Saved entries
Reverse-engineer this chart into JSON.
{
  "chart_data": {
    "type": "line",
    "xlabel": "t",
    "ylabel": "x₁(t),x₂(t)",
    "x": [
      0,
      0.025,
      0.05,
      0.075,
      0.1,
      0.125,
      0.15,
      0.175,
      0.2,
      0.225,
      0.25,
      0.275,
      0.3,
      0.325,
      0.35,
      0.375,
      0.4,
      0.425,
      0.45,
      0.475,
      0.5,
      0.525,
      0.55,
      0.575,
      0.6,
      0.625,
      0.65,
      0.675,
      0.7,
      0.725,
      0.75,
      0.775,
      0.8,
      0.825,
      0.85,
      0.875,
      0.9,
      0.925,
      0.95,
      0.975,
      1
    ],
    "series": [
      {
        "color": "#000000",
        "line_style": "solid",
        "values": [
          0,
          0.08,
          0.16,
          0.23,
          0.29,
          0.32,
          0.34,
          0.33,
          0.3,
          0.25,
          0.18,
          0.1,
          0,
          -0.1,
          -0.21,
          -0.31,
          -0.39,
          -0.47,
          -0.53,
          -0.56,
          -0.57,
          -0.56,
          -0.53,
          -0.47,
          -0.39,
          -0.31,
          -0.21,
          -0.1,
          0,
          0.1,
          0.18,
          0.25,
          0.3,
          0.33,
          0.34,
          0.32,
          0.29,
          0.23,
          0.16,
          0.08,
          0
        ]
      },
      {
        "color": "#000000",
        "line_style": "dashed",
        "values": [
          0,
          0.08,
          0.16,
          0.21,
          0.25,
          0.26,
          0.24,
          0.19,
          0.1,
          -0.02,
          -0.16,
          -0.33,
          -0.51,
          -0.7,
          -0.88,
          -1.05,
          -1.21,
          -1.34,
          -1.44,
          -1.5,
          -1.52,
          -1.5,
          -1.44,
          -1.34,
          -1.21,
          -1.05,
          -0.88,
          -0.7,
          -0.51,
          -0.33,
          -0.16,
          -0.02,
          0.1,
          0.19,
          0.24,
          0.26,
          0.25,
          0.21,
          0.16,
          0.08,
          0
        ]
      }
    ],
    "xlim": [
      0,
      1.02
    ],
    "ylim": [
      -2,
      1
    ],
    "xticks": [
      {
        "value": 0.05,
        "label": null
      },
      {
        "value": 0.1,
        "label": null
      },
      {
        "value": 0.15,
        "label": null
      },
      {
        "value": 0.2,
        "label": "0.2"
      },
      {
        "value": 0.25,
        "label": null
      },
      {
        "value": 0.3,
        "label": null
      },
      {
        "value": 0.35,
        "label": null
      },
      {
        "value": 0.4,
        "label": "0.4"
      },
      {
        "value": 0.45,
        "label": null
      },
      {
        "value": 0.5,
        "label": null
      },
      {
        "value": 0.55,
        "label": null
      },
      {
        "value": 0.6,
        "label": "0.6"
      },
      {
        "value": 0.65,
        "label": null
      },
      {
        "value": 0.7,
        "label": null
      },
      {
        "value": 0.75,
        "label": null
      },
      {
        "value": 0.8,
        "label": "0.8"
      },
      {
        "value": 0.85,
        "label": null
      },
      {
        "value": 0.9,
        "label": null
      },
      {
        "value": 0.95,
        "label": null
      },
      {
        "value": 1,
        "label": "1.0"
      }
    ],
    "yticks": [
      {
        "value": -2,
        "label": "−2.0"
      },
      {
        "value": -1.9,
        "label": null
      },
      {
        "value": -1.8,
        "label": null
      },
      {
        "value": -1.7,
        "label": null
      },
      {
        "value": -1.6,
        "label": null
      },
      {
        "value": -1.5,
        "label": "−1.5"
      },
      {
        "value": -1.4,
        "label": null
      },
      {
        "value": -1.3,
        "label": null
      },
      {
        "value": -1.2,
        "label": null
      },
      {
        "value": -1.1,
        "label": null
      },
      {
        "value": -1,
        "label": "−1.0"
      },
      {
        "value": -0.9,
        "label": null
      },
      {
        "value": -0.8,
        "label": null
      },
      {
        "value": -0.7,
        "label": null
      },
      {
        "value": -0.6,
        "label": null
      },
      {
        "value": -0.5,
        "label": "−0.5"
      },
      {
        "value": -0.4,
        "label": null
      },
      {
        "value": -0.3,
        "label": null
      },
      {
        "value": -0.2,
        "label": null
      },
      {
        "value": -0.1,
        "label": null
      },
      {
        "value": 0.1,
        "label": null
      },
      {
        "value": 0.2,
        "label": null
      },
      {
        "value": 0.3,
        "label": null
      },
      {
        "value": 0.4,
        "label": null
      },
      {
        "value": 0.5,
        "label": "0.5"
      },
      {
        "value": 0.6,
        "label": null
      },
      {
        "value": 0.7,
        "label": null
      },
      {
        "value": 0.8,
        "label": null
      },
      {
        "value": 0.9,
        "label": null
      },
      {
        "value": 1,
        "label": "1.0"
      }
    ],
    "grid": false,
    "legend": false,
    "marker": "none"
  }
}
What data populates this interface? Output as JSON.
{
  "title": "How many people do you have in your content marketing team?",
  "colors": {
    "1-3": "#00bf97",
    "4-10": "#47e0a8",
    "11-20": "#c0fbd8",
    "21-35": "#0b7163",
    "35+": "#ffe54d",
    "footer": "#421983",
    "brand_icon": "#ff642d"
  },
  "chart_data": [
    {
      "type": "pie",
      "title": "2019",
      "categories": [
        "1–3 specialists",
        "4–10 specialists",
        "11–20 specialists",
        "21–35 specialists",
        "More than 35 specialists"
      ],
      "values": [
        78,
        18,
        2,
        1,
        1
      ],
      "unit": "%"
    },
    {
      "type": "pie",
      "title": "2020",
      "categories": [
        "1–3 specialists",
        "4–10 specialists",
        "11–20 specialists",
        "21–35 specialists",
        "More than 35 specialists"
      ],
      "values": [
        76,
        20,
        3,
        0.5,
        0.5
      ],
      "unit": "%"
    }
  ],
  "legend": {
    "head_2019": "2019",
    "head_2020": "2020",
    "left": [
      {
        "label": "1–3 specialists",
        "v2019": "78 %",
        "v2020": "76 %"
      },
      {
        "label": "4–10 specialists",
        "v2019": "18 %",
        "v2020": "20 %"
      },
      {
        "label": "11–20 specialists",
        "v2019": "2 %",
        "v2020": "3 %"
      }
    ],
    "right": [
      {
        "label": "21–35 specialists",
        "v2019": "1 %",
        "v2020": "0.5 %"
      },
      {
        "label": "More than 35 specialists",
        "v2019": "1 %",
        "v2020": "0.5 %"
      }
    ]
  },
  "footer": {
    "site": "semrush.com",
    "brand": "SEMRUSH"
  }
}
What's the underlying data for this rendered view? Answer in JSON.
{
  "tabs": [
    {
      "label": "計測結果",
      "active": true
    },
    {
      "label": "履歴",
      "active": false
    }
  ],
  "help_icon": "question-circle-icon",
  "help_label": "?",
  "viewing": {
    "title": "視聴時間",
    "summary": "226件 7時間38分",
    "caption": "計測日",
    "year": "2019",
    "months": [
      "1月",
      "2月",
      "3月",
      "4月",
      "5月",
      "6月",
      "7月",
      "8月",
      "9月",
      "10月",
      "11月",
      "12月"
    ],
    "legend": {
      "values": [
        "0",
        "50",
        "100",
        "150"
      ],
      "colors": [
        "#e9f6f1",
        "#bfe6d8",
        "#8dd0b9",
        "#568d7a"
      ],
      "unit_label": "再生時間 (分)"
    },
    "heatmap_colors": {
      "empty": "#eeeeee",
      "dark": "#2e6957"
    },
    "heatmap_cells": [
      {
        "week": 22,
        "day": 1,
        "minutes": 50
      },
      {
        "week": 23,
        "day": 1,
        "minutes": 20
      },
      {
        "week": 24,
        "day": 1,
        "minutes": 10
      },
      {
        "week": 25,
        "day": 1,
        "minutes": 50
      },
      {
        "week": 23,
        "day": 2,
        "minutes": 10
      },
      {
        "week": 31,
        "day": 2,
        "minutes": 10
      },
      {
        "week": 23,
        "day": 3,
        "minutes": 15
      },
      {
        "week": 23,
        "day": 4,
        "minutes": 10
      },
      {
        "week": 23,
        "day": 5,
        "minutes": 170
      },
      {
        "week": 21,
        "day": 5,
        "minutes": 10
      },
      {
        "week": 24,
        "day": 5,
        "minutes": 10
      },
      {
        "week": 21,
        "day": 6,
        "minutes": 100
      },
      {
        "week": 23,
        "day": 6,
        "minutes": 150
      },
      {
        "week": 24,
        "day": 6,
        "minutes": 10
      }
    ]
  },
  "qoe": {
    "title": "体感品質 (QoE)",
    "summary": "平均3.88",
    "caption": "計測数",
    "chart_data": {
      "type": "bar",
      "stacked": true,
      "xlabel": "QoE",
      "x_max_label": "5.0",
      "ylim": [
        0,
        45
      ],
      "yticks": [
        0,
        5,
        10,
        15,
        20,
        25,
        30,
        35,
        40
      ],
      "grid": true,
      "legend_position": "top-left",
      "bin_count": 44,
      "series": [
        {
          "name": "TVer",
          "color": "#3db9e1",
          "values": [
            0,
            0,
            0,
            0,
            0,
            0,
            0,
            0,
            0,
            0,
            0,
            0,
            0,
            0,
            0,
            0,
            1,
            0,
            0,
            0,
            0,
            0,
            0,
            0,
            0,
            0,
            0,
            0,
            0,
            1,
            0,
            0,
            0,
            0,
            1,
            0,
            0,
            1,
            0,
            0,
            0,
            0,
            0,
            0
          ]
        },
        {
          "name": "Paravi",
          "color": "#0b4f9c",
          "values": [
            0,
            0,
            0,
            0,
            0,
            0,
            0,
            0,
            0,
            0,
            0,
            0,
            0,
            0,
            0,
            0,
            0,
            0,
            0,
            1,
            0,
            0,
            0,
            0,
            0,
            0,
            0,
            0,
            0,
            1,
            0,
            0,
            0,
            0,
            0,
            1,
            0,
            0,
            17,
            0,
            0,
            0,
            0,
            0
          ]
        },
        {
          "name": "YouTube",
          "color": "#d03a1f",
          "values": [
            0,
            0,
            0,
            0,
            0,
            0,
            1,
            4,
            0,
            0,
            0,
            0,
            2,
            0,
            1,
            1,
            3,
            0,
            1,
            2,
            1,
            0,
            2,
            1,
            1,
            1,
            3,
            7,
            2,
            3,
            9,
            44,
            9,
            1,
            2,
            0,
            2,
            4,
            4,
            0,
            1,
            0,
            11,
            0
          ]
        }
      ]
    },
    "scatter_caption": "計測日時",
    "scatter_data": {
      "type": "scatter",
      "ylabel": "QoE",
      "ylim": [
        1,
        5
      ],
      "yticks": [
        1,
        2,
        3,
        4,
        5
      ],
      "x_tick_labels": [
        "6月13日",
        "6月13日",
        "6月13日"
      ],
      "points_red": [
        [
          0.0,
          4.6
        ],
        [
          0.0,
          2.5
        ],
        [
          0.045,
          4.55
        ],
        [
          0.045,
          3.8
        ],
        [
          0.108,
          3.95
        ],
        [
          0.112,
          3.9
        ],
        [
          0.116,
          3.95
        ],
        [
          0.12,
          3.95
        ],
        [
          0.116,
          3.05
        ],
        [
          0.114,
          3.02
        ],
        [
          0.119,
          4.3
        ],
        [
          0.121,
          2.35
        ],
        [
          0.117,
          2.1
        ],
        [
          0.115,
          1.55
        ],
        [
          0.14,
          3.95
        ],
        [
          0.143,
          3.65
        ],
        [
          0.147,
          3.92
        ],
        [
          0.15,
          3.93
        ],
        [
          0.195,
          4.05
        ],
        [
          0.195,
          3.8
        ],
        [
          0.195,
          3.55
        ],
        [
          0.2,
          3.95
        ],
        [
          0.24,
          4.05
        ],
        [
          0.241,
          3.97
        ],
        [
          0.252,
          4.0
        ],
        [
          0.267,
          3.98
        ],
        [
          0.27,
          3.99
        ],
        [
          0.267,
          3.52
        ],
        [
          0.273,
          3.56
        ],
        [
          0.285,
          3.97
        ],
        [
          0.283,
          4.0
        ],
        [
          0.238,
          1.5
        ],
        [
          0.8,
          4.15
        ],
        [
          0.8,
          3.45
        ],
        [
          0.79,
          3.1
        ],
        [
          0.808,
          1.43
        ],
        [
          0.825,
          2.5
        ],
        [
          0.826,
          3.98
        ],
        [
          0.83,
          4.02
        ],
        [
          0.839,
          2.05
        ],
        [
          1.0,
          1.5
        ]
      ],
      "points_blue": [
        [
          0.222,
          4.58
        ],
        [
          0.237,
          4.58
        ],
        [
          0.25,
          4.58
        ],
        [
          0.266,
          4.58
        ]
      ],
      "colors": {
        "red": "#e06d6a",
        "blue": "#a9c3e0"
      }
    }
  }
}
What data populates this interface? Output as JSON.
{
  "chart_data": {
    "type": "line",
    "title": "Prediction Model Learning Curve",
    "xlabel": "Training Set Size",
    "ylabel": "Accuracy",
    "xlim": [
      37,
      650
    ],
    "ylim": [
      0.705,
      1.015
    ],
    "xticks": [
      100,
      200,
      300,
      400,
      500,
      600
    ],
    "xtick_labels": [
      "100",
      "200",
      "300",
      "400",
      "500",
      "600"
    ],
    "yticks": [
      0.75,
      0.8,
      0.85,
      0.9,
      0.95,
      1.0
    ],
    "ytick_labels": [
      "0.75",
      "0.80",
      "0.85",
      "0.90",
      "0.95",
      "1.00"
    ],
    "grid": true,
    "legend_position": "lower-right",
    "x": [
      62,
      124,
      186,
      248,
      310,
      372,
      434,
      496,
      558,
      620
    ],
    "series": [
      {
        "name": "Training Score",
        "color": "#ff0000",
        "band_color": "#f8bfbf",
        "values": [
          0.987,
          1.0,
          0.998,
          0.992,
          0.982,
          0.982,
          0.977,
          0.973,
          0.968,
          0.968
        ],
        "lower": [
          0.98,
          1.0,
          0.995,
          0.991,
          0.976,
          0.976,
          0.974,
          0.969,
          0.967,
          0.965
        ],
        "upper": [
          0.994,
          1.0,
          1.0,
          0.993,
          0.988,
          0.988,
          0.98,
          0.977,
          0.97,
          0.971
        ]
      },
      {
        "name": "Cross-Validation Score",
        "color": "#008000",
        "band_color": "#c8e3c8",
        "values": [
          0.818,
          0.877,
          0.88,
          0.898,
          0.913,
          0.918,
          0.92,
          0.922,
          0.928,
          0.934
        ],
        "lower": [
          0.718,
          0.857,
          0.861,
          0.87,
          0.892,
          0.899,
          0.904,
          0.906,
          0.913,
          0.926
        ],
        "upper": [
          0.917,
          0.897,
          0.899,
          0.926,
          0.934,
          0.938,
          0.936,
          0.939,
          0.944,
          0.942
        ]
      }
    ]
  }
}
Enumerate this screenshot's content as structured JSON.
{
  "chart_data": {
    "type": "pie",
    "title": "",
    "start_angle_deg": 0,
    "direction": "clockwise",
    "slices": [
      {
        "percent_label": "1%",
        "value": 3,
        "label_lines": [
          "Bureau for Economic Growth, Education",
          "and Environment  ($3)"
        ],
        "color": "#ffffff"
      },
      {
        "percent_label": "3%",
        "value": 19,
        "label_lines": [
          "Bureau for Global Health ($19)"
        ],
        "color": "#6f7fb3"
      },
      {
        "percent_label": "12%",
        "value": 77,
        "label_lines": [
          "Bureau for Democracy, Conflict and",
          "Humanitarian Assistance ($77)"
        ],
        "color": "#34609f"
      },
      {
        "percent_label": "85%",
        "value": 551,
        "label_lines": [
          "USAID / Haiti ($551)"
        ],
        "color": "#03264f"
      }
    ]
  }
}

— PROMPT —
Copy every line of the listing containing the string "content".

— EXPECTED ANSWER —
  "title": "How many people do you have in your content marketing team?",
Enumerate this screenshot's content as structured JSON.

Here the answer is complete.